> _Exercise details_: Print each line of the listing once more, precisely as given.

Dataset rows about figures
"""
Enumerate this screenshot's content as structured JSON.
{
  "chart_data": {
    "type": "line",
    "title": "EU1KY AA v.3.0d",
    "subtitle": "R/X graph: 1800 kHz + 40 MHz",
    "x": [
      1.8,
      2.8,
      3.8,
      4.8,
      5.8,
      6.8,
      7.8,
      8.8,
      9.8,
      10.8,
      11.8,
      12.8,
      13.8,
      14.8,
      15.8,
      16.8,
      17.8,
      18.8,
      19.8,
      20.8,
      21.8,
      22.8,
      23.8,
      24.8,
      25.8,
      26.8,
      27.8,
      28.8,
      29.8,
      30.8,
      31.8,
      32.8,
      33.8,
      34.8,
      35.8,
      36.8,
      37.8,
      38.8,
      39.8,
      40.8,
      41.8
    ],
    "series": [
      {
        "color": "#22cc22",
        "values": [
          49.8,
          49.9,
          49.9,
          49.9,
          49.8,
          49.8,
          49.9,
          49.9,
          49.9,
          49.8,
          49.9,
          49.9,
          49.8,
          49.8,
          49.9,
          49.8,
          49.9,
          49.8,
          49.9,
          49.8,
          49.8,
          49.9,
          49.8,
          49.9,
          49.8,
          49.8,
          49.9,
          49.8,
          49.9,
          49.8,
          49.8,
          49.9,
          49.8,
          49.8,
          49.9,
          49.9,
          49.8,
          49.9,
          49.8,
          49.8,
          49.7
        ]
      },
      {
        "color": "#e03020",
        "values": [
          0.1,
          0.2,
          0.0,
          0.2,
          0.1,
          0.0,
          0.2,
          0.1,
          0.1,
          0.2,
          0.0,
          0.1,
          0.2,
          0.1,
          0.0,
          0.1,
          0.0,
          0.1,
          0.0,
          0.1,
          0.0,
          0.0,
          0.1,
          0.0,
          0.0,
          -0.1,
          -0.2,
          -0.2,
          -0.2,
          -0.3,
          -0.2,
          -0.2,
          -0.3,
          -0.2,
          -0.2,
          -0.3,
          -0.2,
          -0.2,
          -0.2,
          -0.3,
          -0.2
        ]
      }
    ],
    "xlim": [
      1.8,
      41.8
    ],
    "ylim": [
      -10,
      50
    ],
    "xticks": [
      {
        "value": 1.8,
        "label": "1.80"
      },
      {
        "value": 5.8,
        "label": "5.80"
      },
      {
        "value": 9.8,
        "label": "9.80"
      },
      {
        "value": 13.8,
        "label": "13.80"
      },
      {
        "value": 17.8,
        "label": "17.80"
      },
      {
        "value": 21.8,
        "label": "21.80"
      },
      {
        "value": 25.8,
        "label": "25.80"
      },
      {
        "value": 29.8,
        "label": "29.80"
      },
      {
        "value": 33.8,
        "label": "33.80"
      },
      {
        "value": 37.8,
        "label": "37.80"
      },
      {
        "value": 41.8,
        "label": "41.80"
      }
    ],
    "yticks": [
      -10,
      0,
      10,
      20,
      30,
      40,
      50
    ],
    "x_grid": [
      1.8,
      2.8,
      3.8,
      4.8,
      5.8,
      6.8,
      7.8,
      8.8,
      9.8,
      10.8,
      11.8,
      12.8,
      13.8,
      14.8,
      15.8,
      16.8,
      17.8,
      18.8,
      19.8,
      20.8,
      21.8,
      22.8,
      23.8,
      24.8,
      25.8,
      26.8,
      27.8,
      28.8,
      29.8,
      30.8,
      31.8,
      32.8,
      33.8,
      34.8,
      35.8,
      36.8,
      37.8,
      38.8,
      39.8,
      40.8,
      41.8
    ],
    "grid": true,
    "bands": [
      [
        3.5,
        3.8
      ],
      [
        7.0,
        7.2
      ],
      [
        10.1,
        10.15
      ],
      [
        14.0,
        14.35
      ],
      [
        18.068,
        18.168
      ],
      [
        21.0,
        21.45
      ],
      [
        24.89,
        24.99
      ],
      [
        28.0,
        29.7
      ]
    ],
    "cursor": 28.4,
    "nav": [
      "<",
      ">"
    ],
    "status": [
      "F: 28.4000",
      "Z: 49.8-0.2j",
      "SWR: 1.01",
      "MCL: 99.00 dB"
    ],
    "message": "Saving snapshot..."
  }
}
"""
> _Solution_:
Enumerate this screenshot's content as structured JSON.
{
  "chart_data": {
    "type": "line",
    "title": "EU1KY AA v.3.0d",
    "subtitle": "R/X graph: 1800 kHz + 40 MHz",
    "x": [
      1.8,
      2.8,
      3.8,
      4.8,
      5.8,
      6.8,
      7.8,
      8.8,
      9.8,
      10.8,
      11.8,
      12.8,
      13.8,
      14.8,
      15.8,
      16.8,
      17.8,
      18.8,
      19.8,
      20.8,
      21.8,
      22.8,
      23.8,
      24.8,
      25.8,
      26.8,
      27.8,
      28.8,
      29.8,
      30.8,
      31.8,
      32.8,
      33.8,
      34.8,
      35.8,
      36.8,
      37.8,
      38.8,
      39.8,
      40.8,
      41.8
    ],
    "series": [
      {
        "color": "#22cc22",
        "values": [
          49.8,
          49.9,
          49.9,
          49.9,
          49.8,
          49.8,
          49.9,
          49.9,
          49.9,
          49.8,
          49.9,
          49.9,
          49.8,
          49.8,
          49.9,
          49.8,
          49.9,
          49.8,
          49.9,
          49.8,
          49.8,
          49.9,
          49.8,
          49.9,
          49.8,
          49.8,
          49.9,
          49.8,
          49.9,
          49.8,
          49.8,
          49.9,
          49.8,
          49.8,
          49.9,
          49.9,
          49.8,
          49.9,
          49.8,
          49.8,
          49.7
        ]
      },
      {
        "color": "#e03020",
        "values": [
          0.1,
          0.2,
          0.0,
          0.2,
          0.1,
          0.0,
          0.2,
          0.1,
          0.1,
          0.2,
          0.0,
          0.1,
          0.2,
          0.1,
          0.0,
          0.1,
          0.0,
          0.1,
          0.0,
          0.1,
          0.0,
          0.0,
          0.1,
          0.0,
          0.0,
          -0.1,
          -0.2,
          -0.2,
          -0.2,
          -0.3,
          -0.2,
          -0.2,
          -0.3,
          -0.2,
          -0.2,
          -0.3,
          -0.2,
          -0.2,
          -0.2,
          -0.3,
          -0.2
        ]
      }
    ],
    "xlim": [
      1.8,
      41.8
    ],
    "ylim": [
      -10,
      50
    ],
    "xticks": [
      {
        "value": 1.8,
        "label": "1.80"
      },
      {
        "value": 5.8,
        "label": "5.80"
      },
      {
        "value": 9.8,
        "label": "9.80"
      },
      {
        "value": 13.8,
        "label": "13.80"
      },
      {
        "value": 17.8,
        "label": "17.80"
      },
      {
        "value": 21.8,
        "label": "21.80"
      },
      {
        "value": 25.8,
        "label": "25.80"
      },
      {
        "value": 29.8,
        "label": "29.80"
      },
      {
        "value": 33.8,
        "label": "33.80"
      },
      {
        "value": 37.8,
        "label": "37.80"
      },
      {
        "value": 41.8,
        "label": "41.80"
      }
    ],
    "yticks": [
      -10,
      0,
      10,
      20,
      30,
      40,
      50
    ],
    "x_grid": [
      1.8,
      2.8,
      3.8,
      4.8,
      5.8,
      6.8,
      7.8,
      8.8,
      9.8,
      10.8,
      11.8,
      12.8,
      13.8,
      14.8,
      15.8,
      16.8,
      17.8,
      18.8,
      19.8,
      20.8,
      21.8,
      22.8,
      23.8,
      24.8,
      25.8,
      26.8,
      27.8,
      28.8,
      29.8,
      30.8,
      31.8,
      32.8,
      33.8,
      34.8,
      35.8,
      36.8,
      37.8,
      38.8,
      39.8,
      40.8,
      41.8
    ],
    "grid": true,
    "bands": [
      [
        3.5,
        3.8
      ],
      [
        7.0,
        7.2
      ],
      [
        10.1,
        10.15
      ],
      [
        14.0,
        14.35
      ],
      [
        18.068,
        18.168
      ],
      [
        21.0,
        21.45
      ],
      [
        24.89,
        24.99
      ],
      [
        28.0,
        29.7
      ]
    ],
    "cursor": 28.4,
    "nav": [
      "<",
      ">"
    ],
    "status": [
      "F: 28.4000",
      "Z: 49.8-0.2j",
      "SWR: 1.01",
      "MCL: 99.00 dB"
    ],
    "message": "Saving snapshot..."
  }
}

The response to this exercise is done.